--- BEGIN ---
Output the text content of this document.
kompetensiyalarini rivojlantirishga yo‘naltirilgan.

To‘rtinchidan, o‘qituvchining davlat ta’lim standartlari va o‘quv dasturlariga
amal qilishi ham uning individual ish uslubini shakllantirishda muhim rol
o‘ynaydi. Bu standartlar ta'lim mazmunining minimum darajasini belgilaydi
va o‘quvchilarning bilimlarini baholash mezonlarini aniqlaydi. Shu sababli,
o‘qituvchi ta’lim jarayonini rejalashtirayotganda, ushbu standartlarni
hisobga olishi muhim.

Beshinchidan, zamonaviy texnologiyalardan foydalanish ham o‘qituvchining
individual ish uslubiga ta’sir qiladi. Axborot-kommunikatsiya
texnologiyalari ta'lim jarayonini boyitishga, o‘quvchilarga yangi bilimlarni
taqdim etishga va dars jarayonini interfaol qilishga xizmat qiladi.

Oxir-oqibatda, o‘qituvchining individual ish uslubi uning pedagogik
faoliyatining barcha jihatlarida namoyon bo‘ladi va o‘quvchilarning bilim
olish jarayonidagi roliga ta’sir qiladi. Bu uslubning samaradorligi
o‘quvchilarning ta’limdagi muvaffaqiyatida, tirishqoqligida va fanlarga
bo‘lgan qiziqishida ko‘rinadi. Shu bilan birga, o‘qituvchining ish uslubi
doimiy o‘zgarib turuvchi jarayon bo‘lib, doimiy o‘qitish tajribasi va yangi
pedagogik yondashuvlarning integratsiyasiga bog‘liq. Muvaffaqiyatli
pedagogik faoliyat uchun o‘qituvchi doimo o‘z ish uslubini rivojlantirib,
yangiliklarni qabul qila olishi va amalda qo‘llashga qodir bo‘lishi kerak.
--- END ---
== DO THIS ==
Output the records verbatim, from the first line to the last.

== FINISHED ANSWER ==
Output the text content of this document.
kompetensiyalarini rivojlantirishga yo‘naltirilgan.

To‘rtinchidan, o‘qituvchining davlat ta’lim standartlari va o‘quv dasturlariga
amal qilishi ham uning individual ish uslubini shakllantirishda muhim rol
o‘ynaydi. Bu standartlar ta'lim mazmunining minimum darajasini belgilaydi
va o‘quvchilarning bilimlarini baholash mezonlarini aniqlaydi. Shu sababli,
o‘qituvchi ta’lim jarayonini rejalashtirayotganda, ushbu standartlarni
hisobga olishi muhim.

Beshinchidan, zamonaviy texnologiyalardan foydalanish ham o‘qituvchining
individual ish uslubiga ta’sir qiladi. Axborot-kommunikatsiya
texnologiyalari ta'lim jarayonini boyitishga, o‘quvchilarga yangi bilimlarni
taqdim etishga va dars jarayonini interfaol qilishga xizmat qiladi.

Oxir-oqibatda, o‘qituvchining individual ish uslubi uning pedagogik
faoliyatining barcha jihatlarida namoyon bo‘ladi va o‘quvchilarning bilim
olish jarayonidagi roliga ta’sir qiladi. Bu uslubning samaradorligi
o‘quvchilarning ta’limdagi muvaffaqiyatida, tirishqoqligida va fanlarga
bo‘lgan qiziqishida ko‘rinadi. Shu bilan birga, o‘qituvchining ish uslubi
doimiy o‘zgarib turuvchi jarayon bo‘lib, doimiy o‘qitish tajribasi va yangi
pedagogik yondashuvlarning integratsiyasiga bog‘liq. Muvaffaqiyatli
pedagogik faoliyat uchun o‘qituvchi doimo o‘z ish uslubini rivojlantirib,
yangiliklarni qabul qila olishi va amalda qo‘llashga qodir bo‘lishi kerak.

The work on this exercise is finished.